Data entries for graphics
---

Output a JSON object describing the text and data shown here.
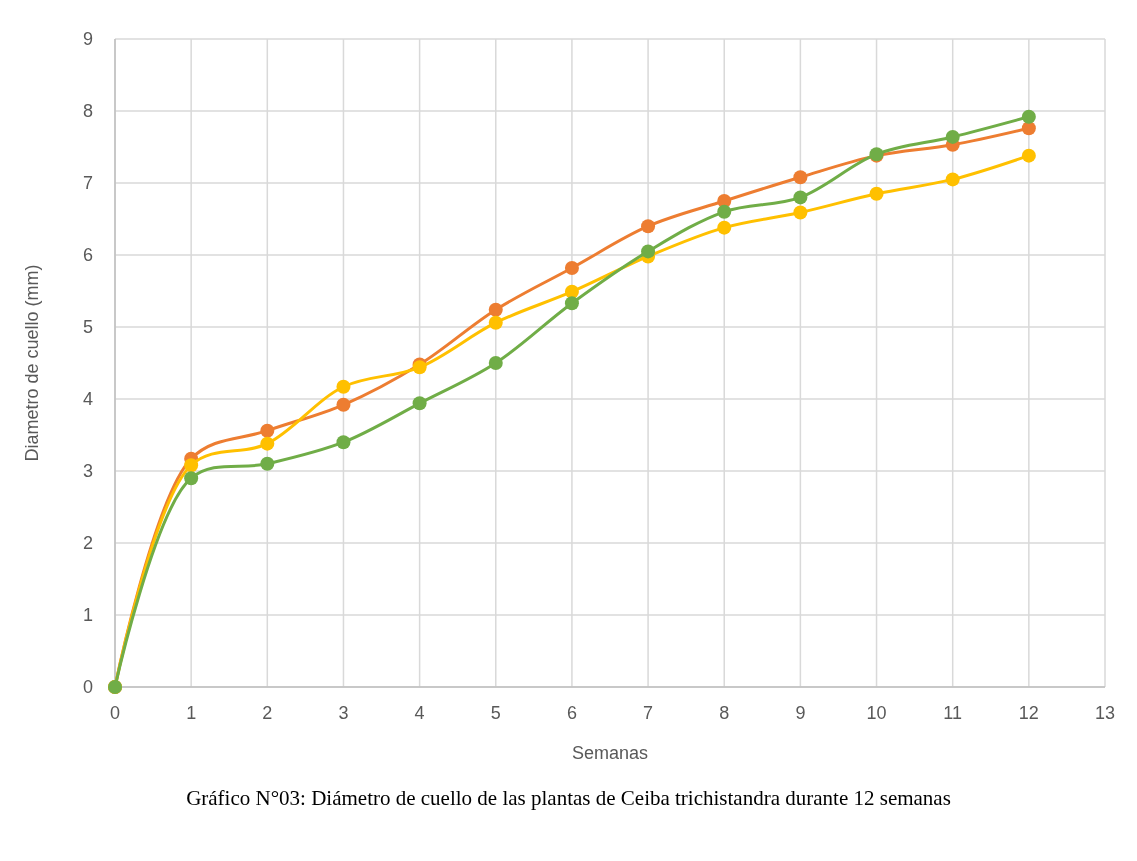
{
  "chart_data": {
    "type": "line",
    "title": "Gráfico N°03: Diámetro de cuello de las plantas de Ceiba trichistandra durante 12 semanas",
    "xlabel": "Semanas",
    "ylabel": "Diametro de cuello (mm)",
    "x": [
      0,
      1,
      2,
      3,
      4,
      5,
      6,
      7,
      8,
      9,
      10,
      11,
      12
    ],
    "series": [
      {
        "color": "#ed7d31",
        "values": [
          0,
          3.17,
          3.56,
          3.92,
          4.48,
          5.24,
          5.82,
          6.4,
          6.75,
          7.08,
          7.38,
          7.53,
          7.76
        ]
      },
      {
        "color": "#ffc000",
        "values": [
          0,
          3.08,
          3.38,
          4.17,
          4.44,
          5.06,
          5.49,
          5.98,
          6.38,
          6.59,
          6.85,
          7.05,
          7.38
        ]
      },
      {
        "color": "#70ad47",
        "values": [
          0,
          2.9,
          3.1,
          3.4,
          3.94,
          4.5,
          5.33,
          6.05,
          6.6,
          6.8,
          7.4,
          7.64,
          7.92
        ]
      }
    ],
    "xlim": [
      0,
      13
    ],
    "xticks": [
      0,
      1,
      2,
      3,
      4,
      5,
      6,
      7,
      8,
      9,
      10,
      11,
      12,
      13
    ],
    "ylim": [
      0,
      9
    ],
    "yticks": [
      0,
      1,
      2,
      3,
      4,
      5,
      6,
      7,
      8,
      9
    ],
    "grid": true,
    "marker": "circle",
    "line_style": "solid"
  }
}
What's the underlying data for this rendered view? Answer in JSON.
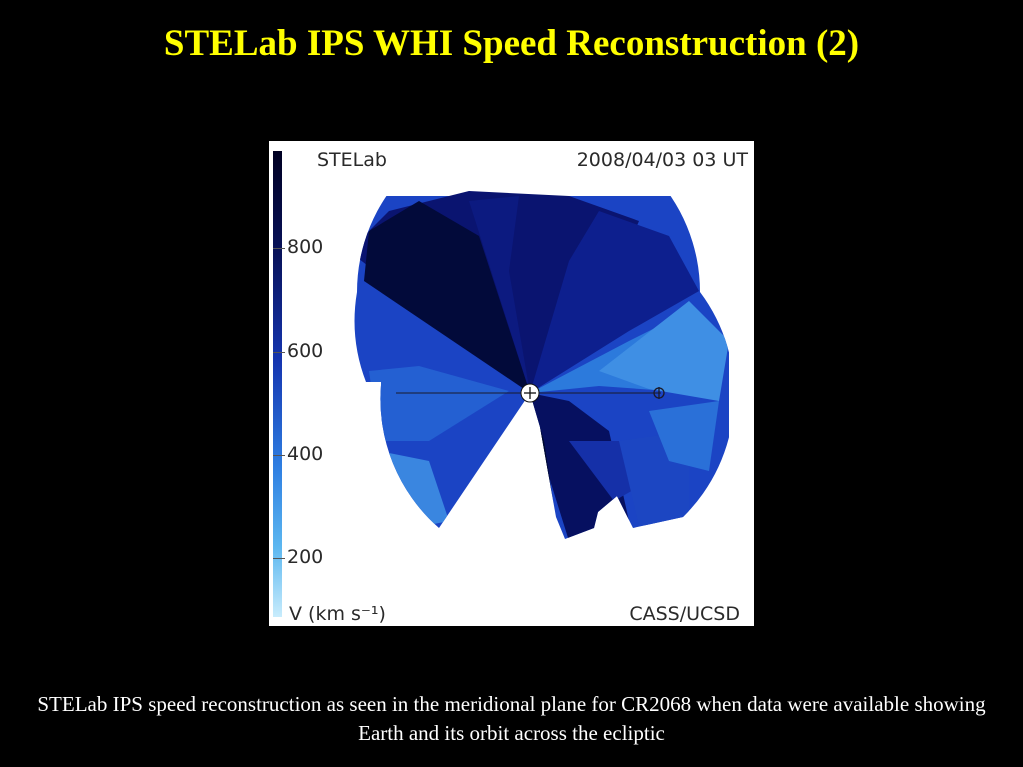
{
  "slide": {
    "title": "STELab IPS WHI Speed Reconstruction (2)",
    "caption": "STELab IPS speed reconstruction as seen in the meridional plane for CR2068 when data were available showing Earth and its orbit across the ecliptic"
  },
  "figure": {
    "source_label": "STELab",
    "date_label": "2008/04/03 03 UT",
    "credit_label": "CASS/UCSD",
    "colorbar": {
      "unit_label": "V (km s⁻¹)",
      "ticks": [
        "800",
        "600",
        "400",
        "200"
      ],
      "colors": {
        "fast": "#000033",
        "mid_high": "#0a1a8a",
        "mid": "#1f4fcf",
        "slow": "#4aa6ea",
        "slowest": "#a9dcf8"
      }
    },
    "icons": {
      "sun": "sun-marker-icon",
      "earth": "earth-marker-icon"
    }
  }
}
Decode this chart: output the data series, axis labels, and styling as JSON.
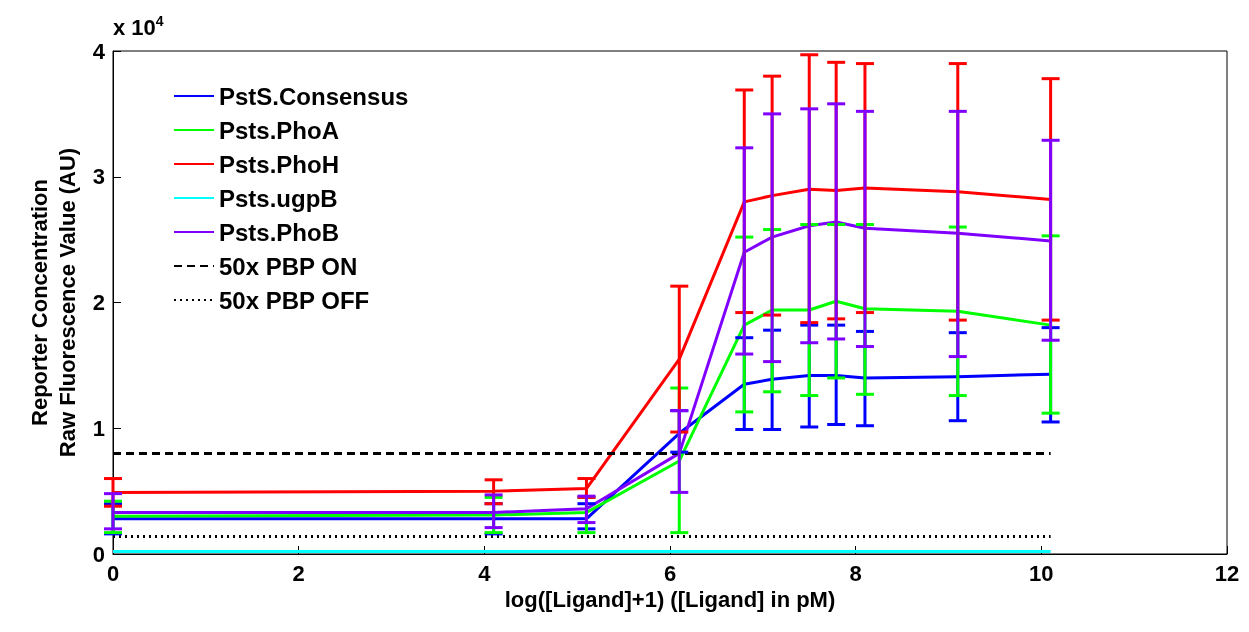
{
  "chart_data": {
    "type": "line",
    "xlabel": "log([Ligand]+1) ([Ligand] in pM)",
    "ylabel": "Reporter Concentration\nRaw Fluorescence Value (AU)",
    "annotations": [
      "x 10$^{4}$"
    ],
    "x": [
      0,
      4.1,
      5.1,
      6.1,
      6.8,
      7.1,
      7.5,
      7.79,
      8.1,
      9.1,
      10.1
    ],
    "xlim": [
      0,
      12
    ],
    "xticks": [
      0,
      2,
      4,
      6,
      8,
      10,
      12
    ],
    "ylim": [
      0,
      4
    ],
    "yticks": [
      0,
      1,
      2,
      3,
      4
    ],
    "grid": false,
    "legend": "top left",
    "marker": "none",
    "line_style": "solid",
    "series": [
      {
        "name": "PstS.Consensus",
        "color": "#0000ff",
        "values": [
          0.28,
          0.28,
          0.28,
          0.96,
          1.35,
          1.39,
          1.42,
          1.42,
          1.4,
          1.41,
          1.43
        ],
        "errors": [
          [
            0.16,
            0.4
          ],
          [
            0.16,
            0.4
          ],
          [
            0.2,
            0.4
          ],
          [
            0.81,
            1.14
          ],
          [
            0.99,
            1.72
          ],
          [
            0.99,
            1.78
          ],
          [
            1.01,
            1.82
          ],
          [
            1.03,
            1.82
          ],
          [
            1.02,
            1.77
          ],
          [
            1.06,
            1.76
          ],
          [
            1.05,
            1.8
          ]
        ]
      },
      {
        "name": "Psts.PhoA",
        "color": "#00ff00",
        "values": [
          0.3,
          0.31,
          0.33,
          0.74,
          1.82,
          1.94,
          1.94,
          2.01,
          1.95,
          1.93,
          1.82
        ],
        "errors": [
          [
            0.17,
            0.42
          ],
          [
            0.17,
            0.45
          ],
          [
            0.17,
            0.45
          ],
          [
            0.17,
            1.32
          ],
          [
            1.13,
            2.52
          ],
          [
            1.29,
            2.58
          ],
          [
            1.26,
            2.62
          ],
          [
            1.4,
            2.62
          ],
          [
            1.27,
            2.62
          ],
          [
            1.26,
            2.6
          ],
          [
            1.12,
            2.53
          ]
        ]
      },
      {
        "name": "Psts.PhoH",
        "color": "#ff0000",
        "values": [
          0.49,
          0.5,
          0.52,
          1.55,
          2.8,
          2.85,
          2.9,
          2.89,
          2.91,
          2.88,
          2.82
        ],
        "errors": [
          [
            0.38,
            0.6
          ],
          [
            0.4,
            0.59
          ],
          [
            0.45,
            0.6
          ],
          [
            0.97,
            2.13
          ],
          [
            1.92,
            3.69
          ],
          [
            1.9,
            3.8
          ],
          [
            1.84,
            3.97
          ],
          [
            1.87,
            3.91
          ],
          [
            1.92,
            3.9
          ],
          [
            1.86,
            3.9
          ],
          [
            1.86,
            3.78
          ]
        ]
      },
      {
        "name": "Psts.ugpB",
        "color": "#00ffff",
        "values": [
          0.02,
          0.02,
          0.02,
          0.02,
          0.02,
          0.02,
          0.02,
          0.02,
          0.02,
          0.02,
          0.02
        ]
      },
      {
        "name": "Psts.PhoB",
        "color": "#8000ff",
        "values": [
          0.33,
          0.33,
          0.36,
          0.8,
          2.4,
          2.52,
          2.61,
          2.64,
          2.59,
          2.55,
          2.49
        ],
        "errors": [
          [
            0.2,
            0.48
          ],
          [
            0.21,
            0.47
          ],
          [
            0.25,
            0.46
          ],
          [
            0.49,
            1.14
          ],
          [
            1.59,
            3.23
          ],
          [
            1.53,
            3.5
          ],
          [
            1.68,
            3.54
          ],
          [
            1.71,
            3.58
          ],
          [
            1.65,
            3.52
          ],
          [
            1.57,
            3.52
          ],
          [
            1.7,
            3.29
          ]
        ]
      },
      {
        "name": "50x PBP ON",
        "color": "#000000",
        "line_style": "dashed",
        "values": [
          0.8,
          0.8,
          0.8,
          0.8,
          0.8,
          0.8,
          0.8,
          0.8,
          0.8,
          0.8,
          0.8
        ]
      },
      {
        "name": "50x PBP OFF",
        "color": "#000000",
        "line_style": "dotted",
        "values": [
          0.14,
          0.14,
          0.14,
          0.14,
          0.14,
          0.14,
          0.14,
          0.14,
          0.14,
          0.14,
          0.14
        ]
      }
    ]
  }
}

---

• **Written exercise**
Among the entries above, how many lines hold the string "cuello"? Give the number by itself.

• **Answer**
2